**PROBLEM TO SOLVE**
Identify the lines that contain the word "shore", then copy them.

Items from a dataset:
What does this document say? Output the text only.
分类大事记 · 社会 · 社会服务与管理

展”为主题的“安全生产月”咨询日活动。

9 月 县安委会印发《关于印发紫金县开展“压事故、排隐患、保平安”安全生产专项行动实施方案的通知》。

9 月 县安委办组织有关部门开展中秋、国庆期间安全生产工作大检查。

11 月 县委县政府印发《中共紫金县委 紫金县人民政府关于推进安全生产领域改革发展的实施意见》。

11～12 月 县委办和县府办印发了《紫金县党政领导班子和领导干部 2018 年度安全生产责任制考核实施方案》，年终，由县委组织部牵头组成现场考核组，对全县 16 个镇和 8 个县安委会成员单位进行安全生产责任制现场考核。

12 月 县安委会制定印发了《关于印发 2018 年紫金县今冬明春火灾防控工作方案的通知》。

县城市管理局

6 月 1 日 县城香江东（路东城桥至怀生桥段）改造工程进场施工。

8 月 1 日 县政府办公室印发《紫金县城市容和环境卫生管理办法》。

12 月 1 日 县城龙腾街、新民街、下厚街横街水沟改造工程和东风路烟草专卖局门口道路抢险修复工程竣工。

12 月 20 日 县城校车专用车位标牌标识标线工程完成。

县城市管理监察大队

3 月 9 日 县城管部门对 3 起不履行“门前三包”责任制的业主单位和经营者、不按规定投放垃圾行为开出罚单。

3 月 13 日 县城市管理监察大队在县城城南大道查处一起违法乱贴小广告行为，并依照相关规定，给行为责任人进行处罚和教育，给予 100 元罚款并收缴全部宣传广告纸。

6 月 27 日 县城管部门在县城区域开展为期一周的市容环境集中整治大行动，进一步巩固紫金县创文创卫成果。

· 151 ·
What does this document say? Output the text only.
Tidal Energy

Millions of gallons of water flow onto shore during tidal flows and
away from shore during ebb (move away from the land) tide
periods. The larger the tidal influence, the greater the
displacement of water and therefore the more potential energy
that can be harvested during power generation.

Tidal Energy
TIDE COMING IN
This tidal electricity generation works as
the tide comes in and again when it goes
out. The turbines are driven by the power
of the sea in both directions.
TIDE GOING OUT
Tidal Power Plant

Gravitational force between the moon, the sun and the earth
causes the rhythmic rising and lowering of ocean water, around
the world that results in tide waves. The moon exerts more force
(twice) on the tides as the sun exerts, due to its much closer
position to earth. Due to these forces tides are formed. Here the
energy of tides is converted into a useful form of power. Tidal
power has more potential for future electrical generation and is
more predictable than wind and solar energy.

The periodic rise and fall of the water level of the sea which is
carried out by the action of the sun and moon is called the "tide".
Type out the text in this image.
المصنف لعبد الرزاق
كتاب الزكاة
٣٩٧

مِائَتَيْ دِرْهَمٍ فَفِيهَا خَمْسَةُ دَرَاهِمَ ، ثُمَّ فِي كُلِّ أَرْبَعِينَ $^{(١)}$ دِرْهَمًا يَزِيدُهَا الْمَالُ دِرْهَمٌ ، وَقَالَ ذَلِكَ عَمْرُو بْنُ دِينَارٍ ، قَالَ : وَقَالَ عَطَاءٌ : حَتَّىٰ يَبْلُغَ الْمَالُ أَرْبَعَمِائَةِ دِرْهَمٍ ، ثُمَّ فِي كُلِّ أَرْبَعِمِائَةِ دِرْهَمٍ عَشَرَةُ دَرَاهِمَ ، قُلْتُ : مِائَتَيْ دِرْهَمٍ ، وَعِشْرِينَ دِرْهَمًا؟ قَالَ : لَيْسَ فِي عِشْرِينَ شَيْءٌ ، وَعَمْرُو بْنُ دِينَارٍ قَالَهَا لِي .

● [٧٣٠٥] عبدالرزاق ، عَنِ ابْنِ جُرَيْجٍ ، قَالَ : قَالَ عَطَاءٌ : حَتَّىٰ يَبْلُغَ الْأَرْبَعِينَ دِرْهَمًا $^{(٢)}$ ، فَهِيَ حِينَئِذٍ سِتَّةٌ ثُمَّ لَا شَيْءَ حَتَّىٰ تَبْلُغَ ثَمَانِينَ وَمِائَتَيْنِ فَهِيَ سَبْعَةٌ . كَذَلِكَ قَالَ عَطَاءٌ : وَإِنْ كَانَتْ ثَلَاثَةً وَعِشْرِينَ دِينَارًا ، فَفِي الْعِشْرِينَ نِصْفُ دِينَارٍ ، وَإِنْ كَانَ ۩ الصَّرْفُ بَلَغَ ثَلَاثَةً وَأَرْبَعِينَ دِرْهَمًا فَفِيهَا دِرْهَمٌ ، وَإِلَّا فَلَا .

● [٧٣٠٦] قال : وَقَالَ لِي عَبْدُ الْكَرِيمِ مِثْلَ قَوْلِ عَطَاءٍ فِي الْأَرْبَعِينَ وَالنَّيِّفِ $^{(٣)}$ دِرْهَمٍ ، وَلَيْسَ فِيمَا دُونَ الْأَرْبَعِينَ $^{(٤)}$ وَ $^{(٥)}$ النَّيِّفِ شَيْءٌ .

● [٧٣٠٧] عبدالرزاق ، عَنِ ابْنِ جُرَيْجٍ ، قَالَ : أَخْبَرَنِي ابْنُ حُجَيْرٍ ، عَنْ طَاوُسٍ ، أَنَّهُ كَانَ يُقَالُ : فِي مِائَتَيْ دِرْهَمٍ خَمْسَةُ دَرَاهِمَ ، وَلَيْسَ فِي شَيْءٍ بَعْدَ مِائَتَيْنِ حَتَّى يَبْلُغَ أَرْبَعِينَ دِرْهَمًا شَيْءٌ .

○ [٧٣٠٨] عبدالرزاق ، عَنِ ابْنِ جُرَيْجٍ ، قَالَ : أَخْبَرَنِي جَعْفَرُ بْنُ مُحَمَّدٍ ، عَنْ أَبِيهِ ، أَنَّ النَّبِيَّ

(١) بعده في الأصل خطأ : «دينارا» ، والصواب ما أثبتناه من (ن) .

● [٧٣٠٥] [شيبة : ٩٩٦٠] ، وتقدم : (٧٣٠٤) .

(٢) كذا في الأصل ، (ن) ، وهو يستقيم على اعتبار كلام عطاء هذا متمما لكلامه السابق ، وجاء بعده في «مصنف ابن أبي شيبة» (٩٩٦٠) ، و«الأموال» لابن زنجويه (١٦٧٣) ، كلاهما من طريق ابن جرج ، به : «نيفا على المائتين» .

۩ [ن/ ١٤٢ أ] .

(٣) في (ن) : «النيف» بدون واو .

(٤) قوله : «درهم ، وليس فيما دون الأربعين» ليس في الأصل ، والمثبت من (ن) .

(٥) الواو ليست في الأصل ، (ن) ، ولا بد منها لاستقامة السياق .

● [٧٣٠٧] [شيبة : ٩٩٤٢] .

**SOLUTION TO THE EXERCISE**
Millions of gallons of water flow onto shore during tidal flows and
away from shore during ebb (move away from the land) tide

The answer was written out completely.